EXERCISE
Track down every line below that holds "screenshot" and copy it.

EXTRACTED INFORMATION
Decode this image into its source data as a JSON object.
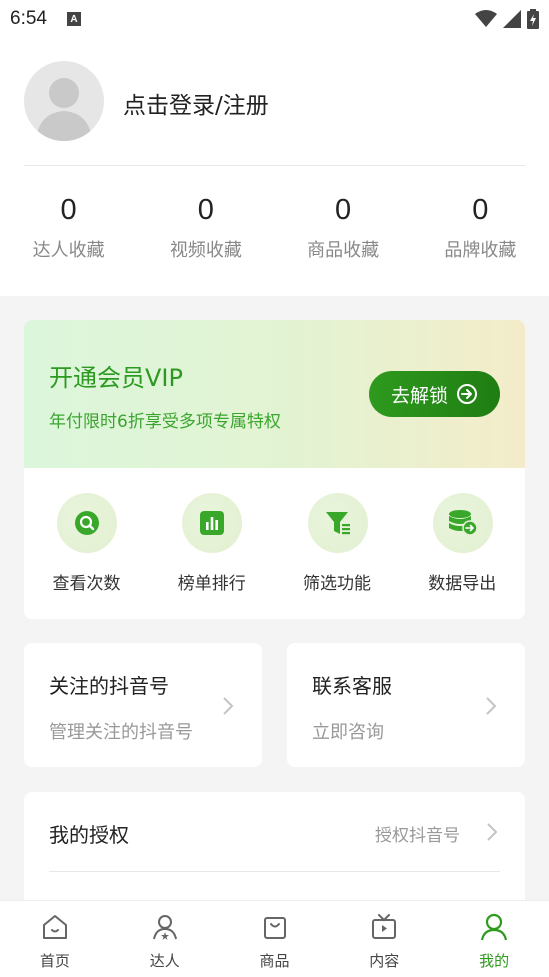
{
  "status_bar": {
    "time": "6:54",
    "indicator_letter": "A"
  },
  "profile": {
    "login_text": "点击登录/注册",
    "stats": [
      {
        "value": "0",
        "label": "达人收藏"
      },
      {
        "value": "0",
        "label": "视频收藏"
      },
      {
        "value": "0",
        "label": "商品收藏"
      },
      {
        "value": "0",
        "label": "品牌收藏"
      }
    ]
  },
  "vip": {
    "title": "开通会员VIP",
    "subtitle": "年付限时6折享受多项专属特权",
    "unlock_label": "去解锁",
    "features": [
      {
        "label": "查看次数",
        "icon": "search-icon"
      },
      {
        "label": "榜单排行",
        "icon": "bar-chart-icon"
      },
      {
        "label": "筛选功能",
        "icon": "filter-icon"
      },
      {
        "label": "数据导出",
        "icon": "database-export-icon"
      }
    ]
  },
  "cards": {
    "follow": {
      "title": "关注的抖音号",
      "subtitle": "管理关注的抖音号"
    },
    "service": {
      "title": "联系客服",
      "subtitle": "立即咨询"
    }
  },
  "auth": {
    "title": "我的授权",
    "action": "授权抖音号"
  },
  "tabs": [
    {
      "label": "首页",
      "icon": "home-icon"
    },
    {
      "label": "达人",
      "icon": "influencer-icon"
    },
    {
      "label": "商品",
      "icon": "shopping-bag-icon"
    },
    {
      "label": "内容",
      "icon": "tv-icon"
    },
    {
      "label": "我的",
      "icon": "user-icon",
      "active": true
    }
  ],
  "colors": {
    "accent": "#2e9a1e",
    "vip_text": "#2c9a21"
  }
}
==
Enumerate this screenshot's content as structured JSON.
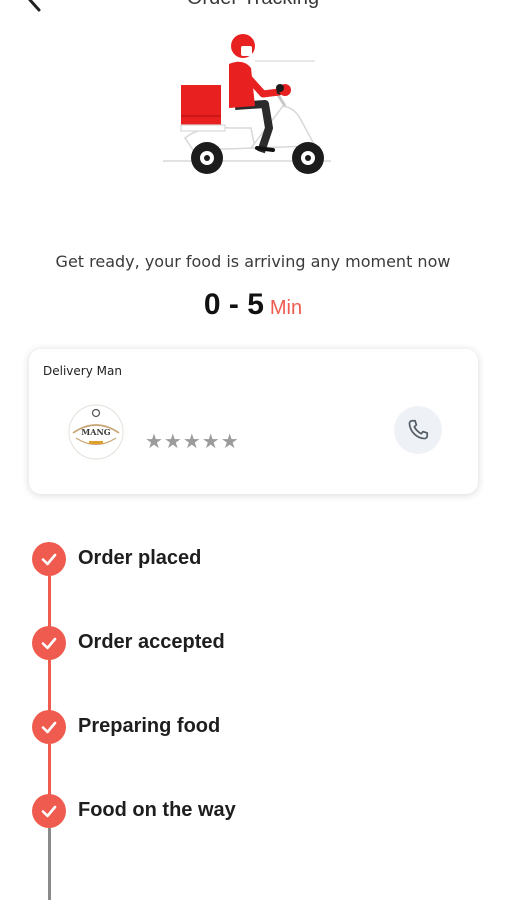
--
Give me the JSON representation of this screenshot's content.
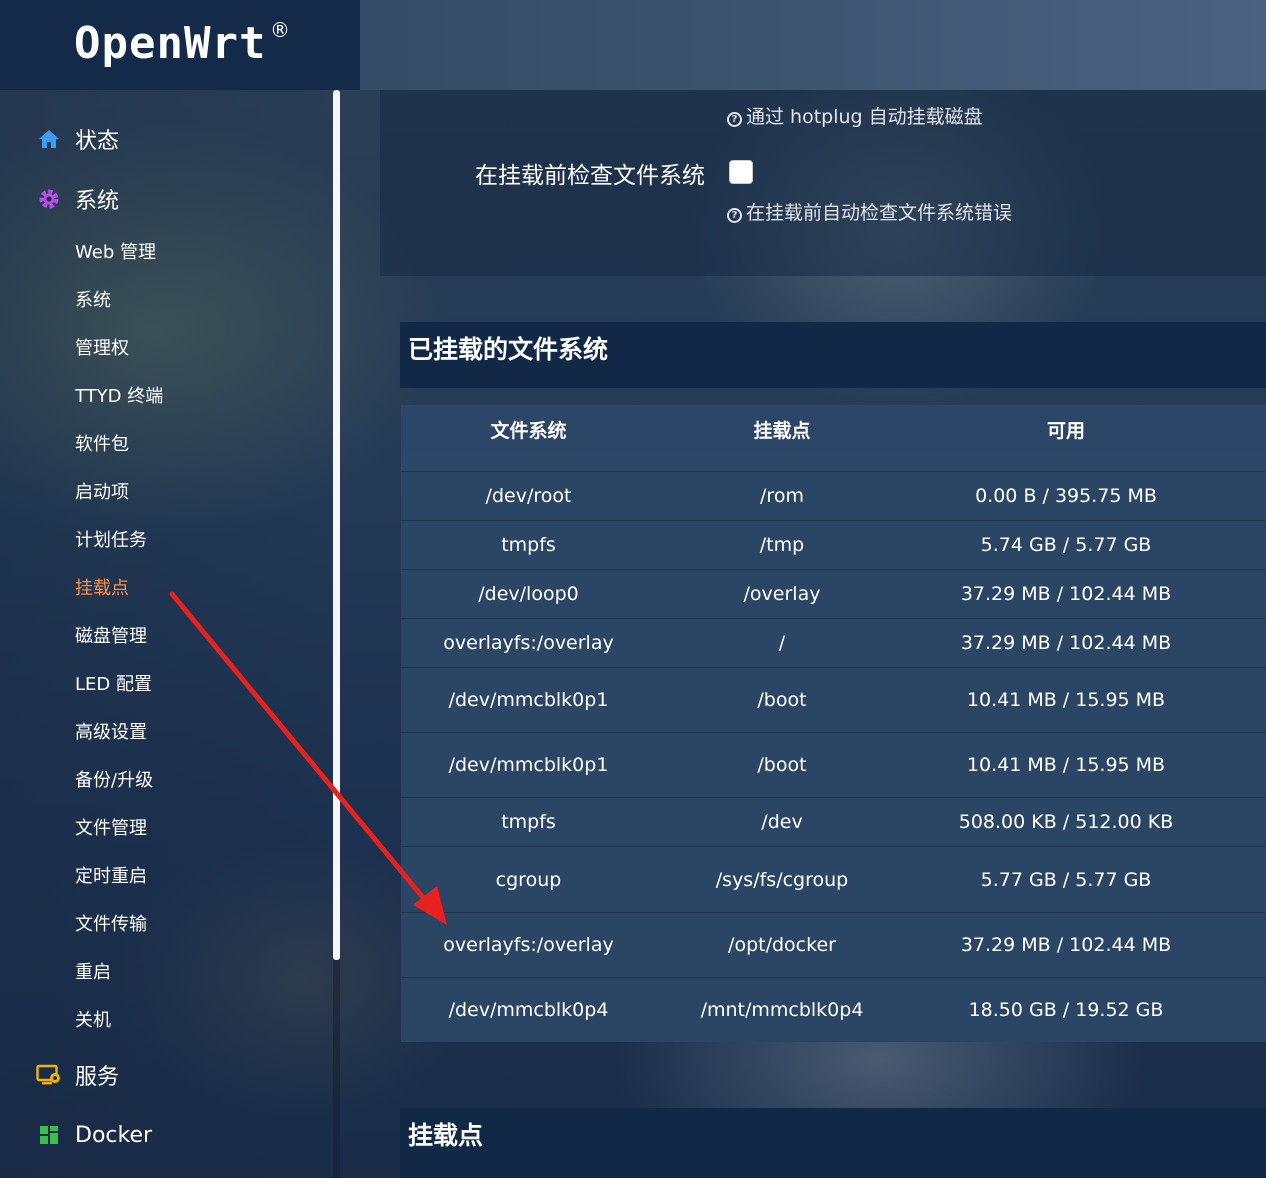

TASK SOLUTION
Enumerate this screenshot's content as structured JSON.
Give me the JSON representation of this screenshot's content.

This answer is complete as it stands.